**To be done**
Go through the listing and copy each line with the string "down".

**Record extracts**
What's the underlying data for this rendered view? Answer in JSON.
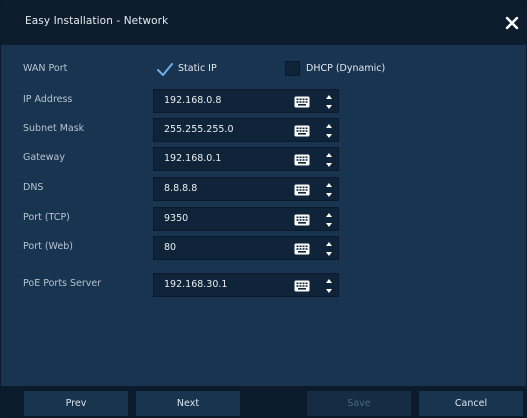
{
  "window": {
    "title": "Easy Installation - Network"
  },
  "wan_port": {
    "label": "WAN Port",
    "static_ip": {
      "label": "Static IP",
      "checked": true
    },
    "dhcp": {
      "label": "DHCP (Dynamic)",
      "checked": false
    }
  },
  "fields": {
    "ip_address": {
      "label": "IP Address",
      "value": "192.168.0.8"
    },
    "subnet_mask": {
      "label": "Subnet Mask",
      "value": "255.255.255.0"
    },
    "gateway": {
      "label": "Gateway",
      "value": "192.168.0.1"
    },
    "dns": {
      "label": "DNS",
      "value": "8.8.8.8"
    },
    "port_tcp": {
      "label": "Port (TCP)",
      "value": "9350"
    },
    "port_web": {
      "label": "Port (Web)",
      "value": "80"
    },
    "poe_server": {
      "label": "PoE Ports Server",
      "value": "192.168.30.1"
    }
  },
  "footer": {
    "prev": "Prev",
    "next": "Next",
    "save": "Save",
    "cancel": "Cancel"
  },
  "colors": {
    "background": "#183450",
    "titlebar": "#0d1d2e",
    "field": "#0f2438",
    "check_accent": "#6fb0ea"
  },
  "icons": {
    "close": "close-icon",
    "keyboard": "keyboard-icon",
    "spinner": "up-down-spinner-icon",
    "check": "check-icon"
  }
}
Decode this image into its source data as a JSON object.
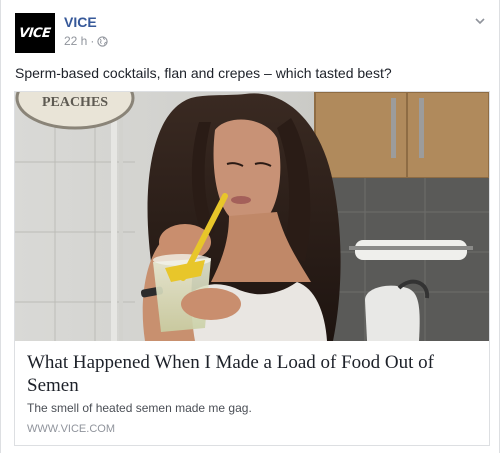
{
  "post": {
    "avatar_text": "VICE",
    "page_name": "VICE",
    "timestamp": "22 h",
    "separator": "·",
    "privacy_icon": "globe-icon",
    "menu_icon": "chevron-down-icon",
    "caption": "Sperm-based cocktails, flan and crepes – which tasted best?"
  },
  "link_card": {
    "image_sign_text": "PEACHES",
    "title": "What Happened When I Made a Load of Food Out of Semen",
    "description": "The smell of heated semen made me gag.",
    "domain": "WWW.VICE.COM"
  },
  "colors": {
    "page_name": "#365899",
    "meta": "#90949c",
    "text": "#1d2129",
    "border": "#dddfe2"
  }
}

**Finished answer**
    "spinner": "up-down-spinner-icon",
    "menu_icon": "chevron-down-icon",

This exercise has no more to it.